What you will do. Below is a listing; copy all of it exactly.

— START —

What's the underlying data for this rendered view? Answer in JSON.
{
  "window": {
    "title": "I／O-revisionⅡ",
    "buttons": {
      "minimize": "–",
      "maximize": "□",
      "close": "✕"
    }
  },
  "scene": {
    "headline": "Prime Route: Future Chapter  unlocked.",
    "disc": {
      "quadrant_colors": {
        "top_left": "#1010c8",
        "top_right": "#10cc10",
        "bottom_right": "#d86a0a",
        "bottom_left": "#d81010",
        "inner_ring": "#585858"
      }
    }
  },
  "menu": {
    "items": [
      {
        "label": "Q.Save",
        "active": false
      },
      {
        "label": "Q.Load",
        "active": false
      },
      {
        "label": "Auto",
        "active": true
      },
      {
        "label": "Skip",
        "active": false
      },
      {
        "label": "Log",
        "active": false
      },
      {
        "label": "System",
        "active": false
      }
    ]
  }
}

— END —

Response.
What's the underlying data for this rendered view? Answer in JSON.
{
  "window": {
    "title": "I／O-revisionⅡ",
    "buttons": {
      "minimize": "–",
      "maximize": "□",
      "close": "✕"
    }
  },
  "scene": {
    "headline": "Prime Route: Future Chapter  unlocked.",
    "disc": {
      "quadrant_colors": {
        "top_left": "#1010c8",
        "top_right": "#10cc10",
        "bottom_right": "#d86a0a",
        "bottom_left": "#d81010",
        "inner_ring": "#585858"
      }
    }
  },
  "menu": {
    "items": [
      {
        "label": "Q.Save",
        "active": false
      },
      {
        "label": "Q.Load",
        "active": false
      },
      {
        "label": "Auto",
        "active": true
      },
      {
        "label": "Skip",
        "active": false
      },
      {
        "label": "Log",
        "active": false
      },
      {
        "label": "System",
        "active": false
      }
    ]
  }
}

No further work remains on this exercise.